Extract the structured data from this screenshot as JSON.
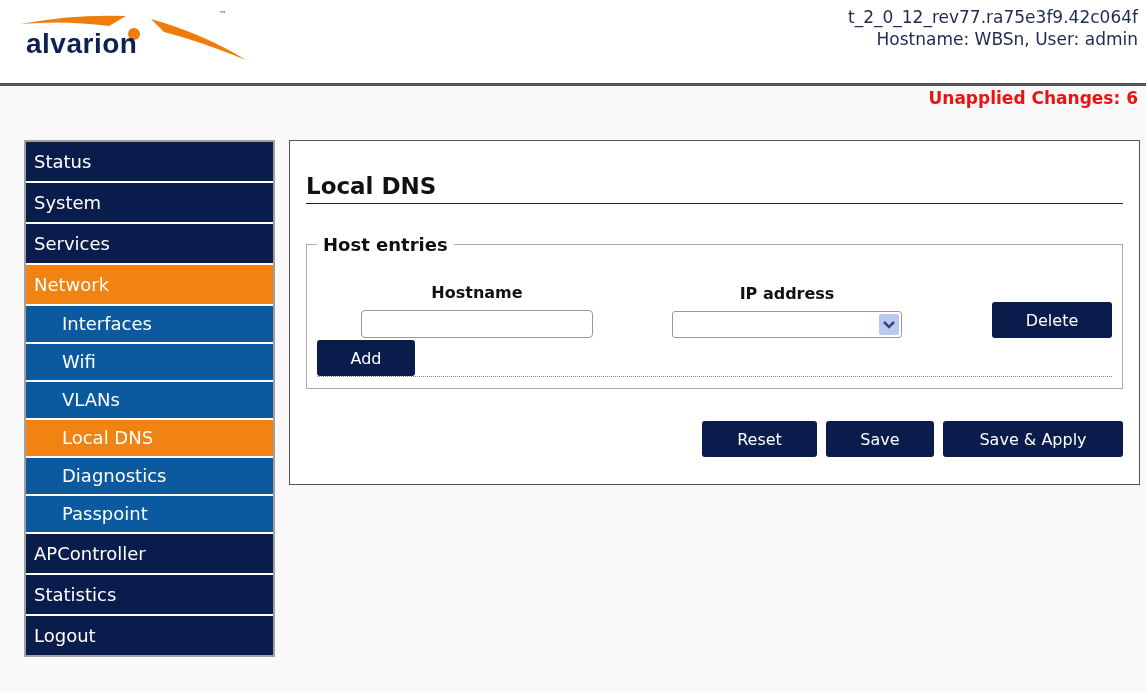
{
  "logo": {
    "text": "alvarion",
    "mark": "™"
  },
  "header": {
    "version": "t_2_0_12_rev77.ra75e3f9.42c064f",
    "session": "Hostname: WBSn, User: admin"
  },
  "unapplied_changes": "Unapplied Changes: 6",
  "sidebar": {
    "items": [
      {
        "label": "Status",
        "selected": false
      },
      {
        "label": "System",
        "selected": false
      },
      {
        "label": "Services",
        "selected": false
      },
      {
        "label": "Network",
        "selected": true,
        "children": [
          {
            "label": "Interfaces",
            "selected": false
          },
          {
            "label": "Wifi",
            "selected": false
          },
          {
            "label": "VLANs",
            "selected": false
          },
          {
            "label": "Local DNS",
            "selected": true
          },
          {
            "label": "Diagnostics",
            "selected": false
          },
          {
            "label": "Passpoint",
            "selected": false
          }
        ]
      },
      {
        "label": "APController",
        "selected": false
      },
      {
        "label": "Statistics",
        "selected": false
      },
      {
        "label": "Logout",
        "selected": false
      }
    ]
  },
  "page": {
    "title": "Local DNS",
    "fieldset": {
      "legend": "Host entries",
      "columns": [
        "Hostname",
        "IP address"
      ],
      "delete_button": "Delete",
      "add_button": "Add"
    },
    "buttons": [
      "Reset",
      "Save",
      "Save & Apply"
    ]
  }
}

...

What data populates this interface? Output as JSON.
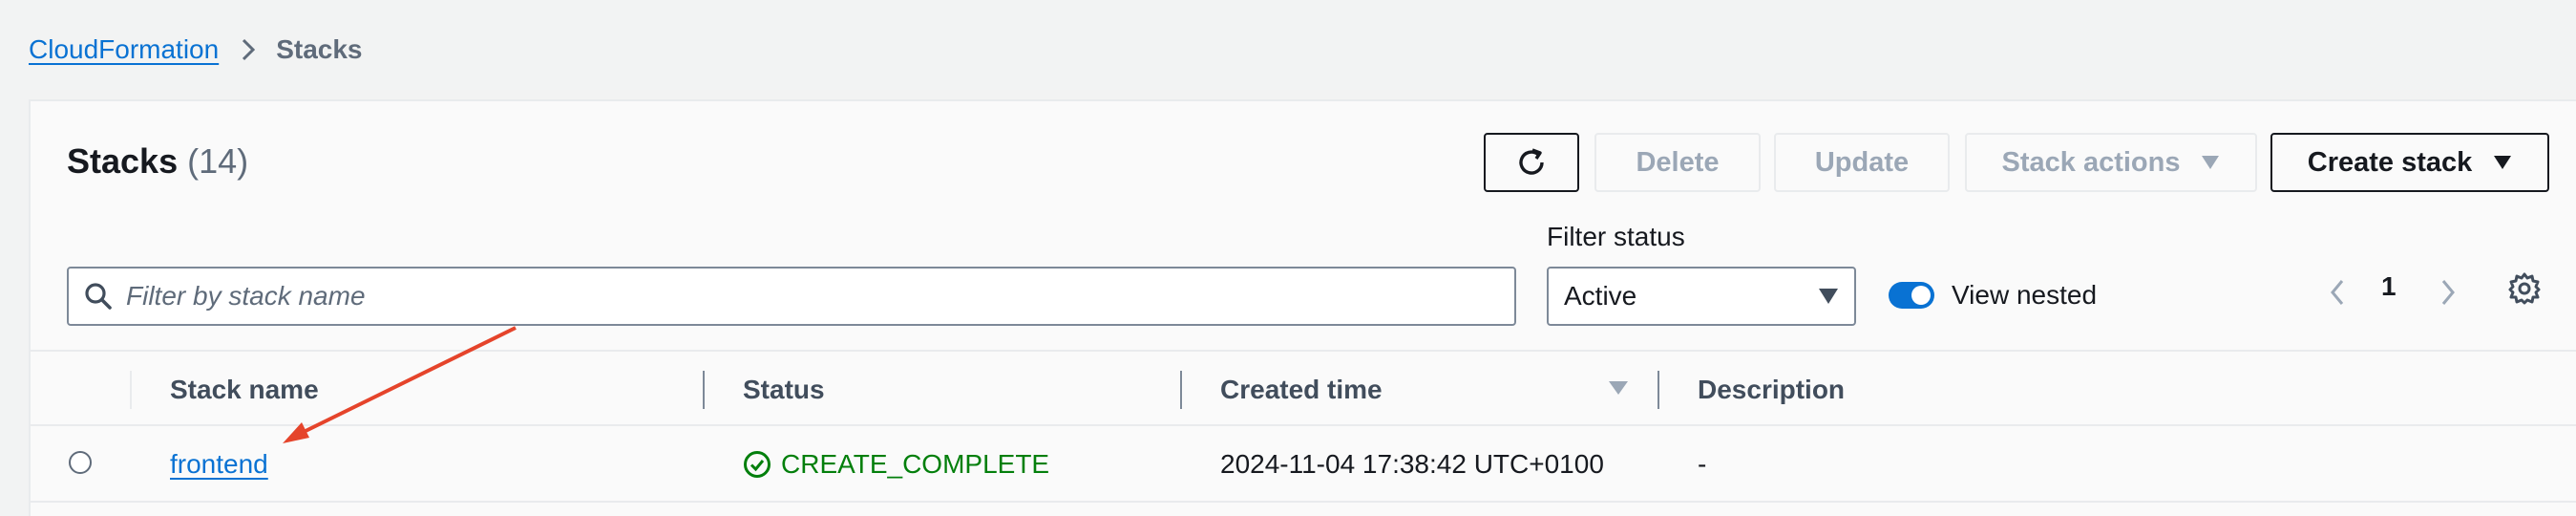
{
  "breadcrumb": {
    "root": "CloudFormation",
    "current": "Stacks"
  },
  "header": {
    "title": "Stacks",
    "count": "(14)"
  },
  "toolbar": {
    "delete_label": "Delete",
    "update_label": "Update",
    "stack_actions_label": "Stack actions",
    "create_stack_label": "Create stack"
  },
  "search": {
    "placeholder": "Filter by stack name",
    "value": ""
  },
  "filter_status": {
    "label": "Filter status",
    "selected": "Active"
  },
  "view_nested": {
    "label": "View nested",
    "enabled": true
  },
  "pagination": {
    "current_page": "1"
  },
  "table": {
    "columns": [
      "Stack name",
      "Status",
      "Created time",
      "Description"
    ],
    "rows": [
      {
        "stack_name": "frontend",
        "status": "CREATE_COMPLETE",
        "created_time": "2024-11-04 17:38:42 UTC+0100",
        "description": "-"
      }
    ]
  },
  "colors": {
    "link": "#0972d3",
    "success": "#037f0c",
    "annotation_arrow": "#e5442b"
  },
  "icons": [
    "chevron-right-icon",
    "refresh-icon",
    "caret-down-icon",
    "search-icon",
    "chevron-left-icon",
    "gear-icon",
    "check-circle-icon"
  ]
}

- **Given task**
Look through the entries above and list every line containing "this".

- **Exercise result**
Extract the structured data from this screenshot as JSON.
What data populates this interface? Output as JSON.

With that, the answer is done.